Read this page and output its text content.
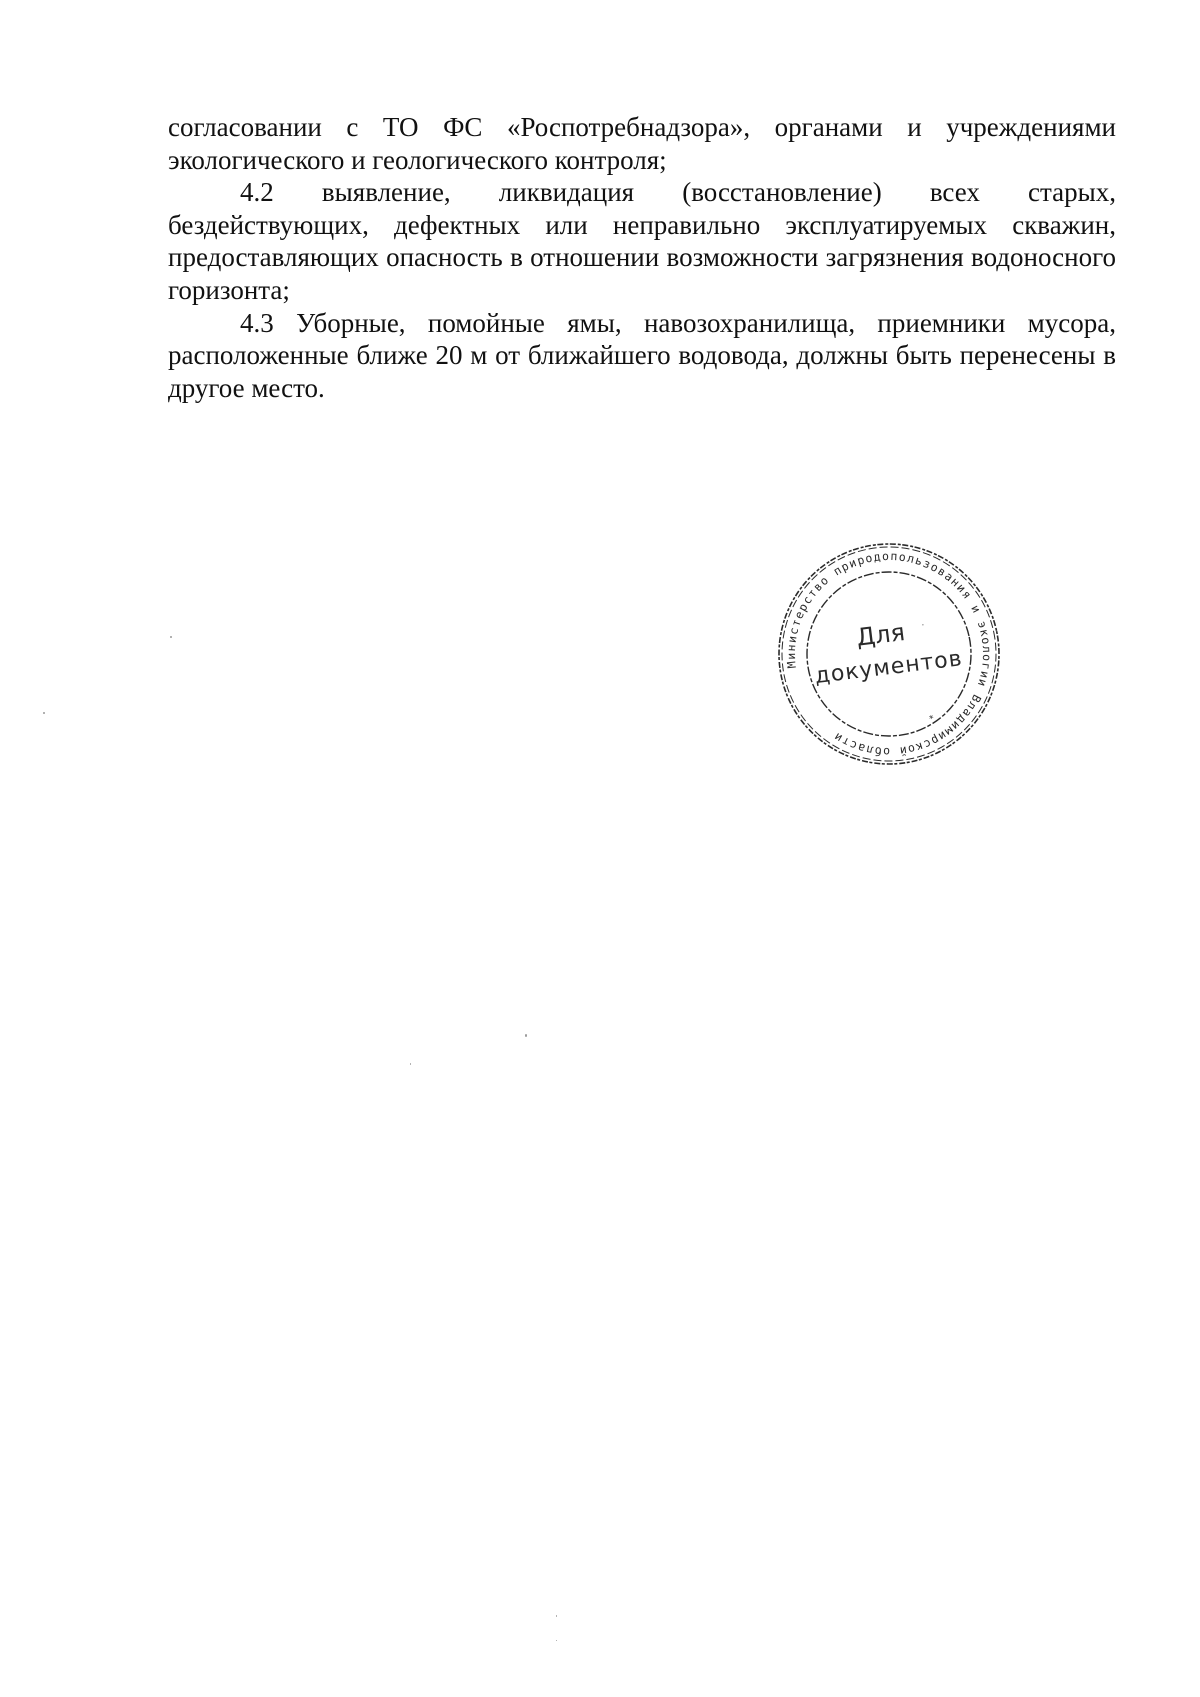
согласовании с ТО ФС «Роспотребнадзора», органами и учреждениями экологического и геологического контроля;

4.2 выявление, ликвидация (восстановление) всех старых, бездействующих, дефектных или неправильно эксплуатируемых скважин, предоставляющих опасность в отношении возможности загрязнения водоносного горизонта;

4.3 Уборные, помойные ямы, навозохранилища, приемники мусора, расположенные ближе 20 м от ближайшего водовода, должны быть перенесены в другое место.

Министерство природопользования и экологии Владимирской области
*
Для
документов
·
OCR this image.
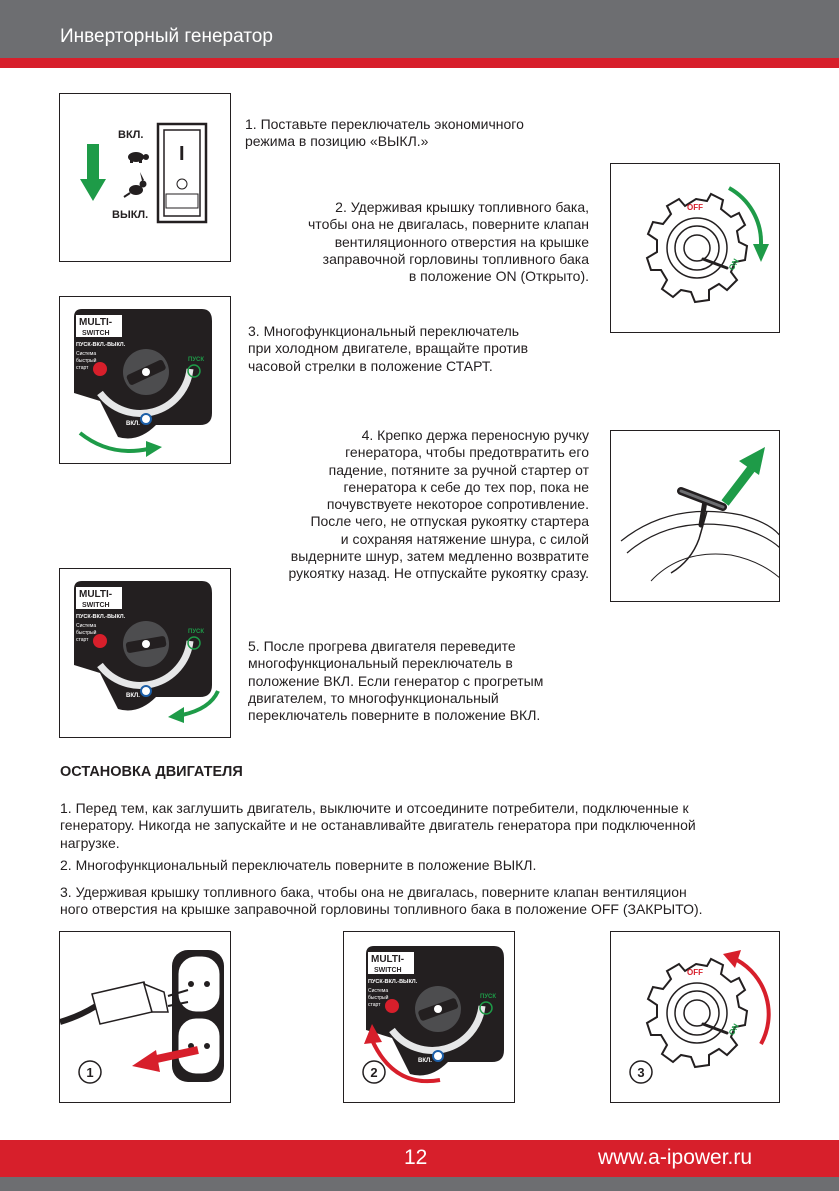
Инверторный генератор
ВКЛ.
ВЫКЛ.
I
OFF
ON
MULTI-
SWITCH
ПУСК-ВКЛ.-ВЫКЛ.
Система
быстрый
старт
ПУСК
ВКЛ.
MULTI-
SWITCH
ПУСК-ВКЛ.-ВЫКЛ.
Система
быстрый
старт
ПУСК
ВКЛ.
1. Поставьте переключатель экономичного
режима в позицию «ВЫКЛ.»
2. Удерживая крышку топливного бака,
чтобы она не двигалась, поверните клапан
вентиляционного отверстия на крышке
заправочной горловины топливного бака
в положение ON (Открыто).
3. Многофункциональный переключатель
при холодном двигателе, вращайте против
часовой стрелки в положение СТАРТ.
4. Крепко держа переносную ручку
генератора, чтобы предотвратить его
падение, потяните за ручной стартер от
генератора к себе до тех пор, пока не
почувствуете некоторое сопротивление.
После чего, не отпуская рукоятку стартера
и сохраняя натяжение шнура, с силой
выдерните шнур, затем медленно возвратите
рукоятку назад. Не отпускайте рукоятку сразу.
5. После прогрева двигателя переведите
многофункциональный переключатель в
положение ВКЛ. Если генератор с прогретым
двигателем, то многофункциональный
переключатель поверните в положение ВКЛ.
ОСТАНОВКА ДВИГАТЕЛЯ
1. Перед тем, как заглушить двигатель, выключите и отсоедините потребители, подключенные к
генератору. Никогда не запускайте и не останавливайте двигатель генератора при подключенной
нагрузке.
2. Многофункциональный переключатель поверните в положение ВЫКЛ.
3. Удерживая крышку топливного бака, чтобы она не двигалась, поверните клапан вентиляцион
ного отверстия на крышке заправочной горловины топливного бака в положение OFF (ЗАКРЫТО).
1
MULTI-
SWITCH
ПУСК-ВКЛ.-ВЫКЛ.
Система
быстрый
старт
ПУСК
ВКЛ.
2
OFF
ON
3
12	www.a-ipower.ru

####################

## Work instructions:
Output every entry verbatim. Pictures do not belong in the copy.

## Correct output:
Read this page and output its text content.
согласовании с ТО ФС «Роспотребнадзора», органами и учреждениями экологического и геологического контроля;

4.2 выявление, ликвидация (восстановление) всех старых, бездействующих, дефектных или неправильно эксплуатируемых скважин, предоставляющих опасность в отношении возможности загрязнения водоносного горизонта;

4.3 Уборные, помойные ямы, навозохранилища, приемники мусора, расположенные ближе 20 м от ближайшего водовода, должны быть перенесены в другое место.

Министерство природопользования и экологии Владимирской области
*
Для
документов
·
OCR this image.
Инверторный генератор
ВКЛ.
ВЫКЛ.
I
OFF
ON
MULTI-
SWITCH
ПУСК-ВКЛ.-ВЫКЛ.
Система
быстрый
старт
ПУСК
ВКЛ.
MULTI-
SWITCH
ПУСК-ВКЛ.-ВЫКЛ.
Система
быстрый
старт
ПУСК
ВКЛ.
1. Поставьте переключатель экономичного
режима в позицию «ВЫКЛ.»
2. Удерживая крышку топливного бака,
чтобы она не двигалась, поверните клапан
вентиляционного отверстия на крышке
заправочной горловины топливного бака
в положение ON (Открыто).
3. Многофункциональный переключатель
при холодном двигателе, вращайте против
часовой стрелки в положение СТАРТ.
4. Крепко держа переносную ручку
генератора, чтобы предотвратить его
падение, потяните за ручной стартер от
генератора к себе до тех пор, пока не
почувствуете некоторое сопротивление.
После чего, не отпуская рукоятку стартера
и сохраняя натяжение шнура, с силой
выдерните шнур, затем медленно возвратите
рукоятку назад. Не отпускайте рукоятку сразу.
5. После прогрева двигателя переведите
многофункциональный переключатель в
положение ВКЛ. Если генератор с прогретым
двигателем, то многофункциональный
переключатель поверните в положение ВКЛ.
ОСТАНОВКА ДВИГАТЕЛЯ
1. Перед тем, как заглушить двигатель, выключите и отсоедините потребители, подключенные к
генератору. Никогда не запускайте и не останавливайте двигатель генератора при подключенной
нагрузке.
2. Многофункциональный переключатель поверните в положение ВЫКЛ.
3. Удерживая крышку топливного бака, чтобы она не двигалась, поверните клапан вентиляцион
ного отверстия на крышке заправочной горловины топливного бака в положение OFF (ЗАКРЫТО).
1
MULTI-
SWITCH
ПУСК-ВКЛ.-ВЫКЛ.
Система
быстрый
старт
ПУСК
ВКЛ.
2
OFF
ON
3
12	www.a-ipower.ru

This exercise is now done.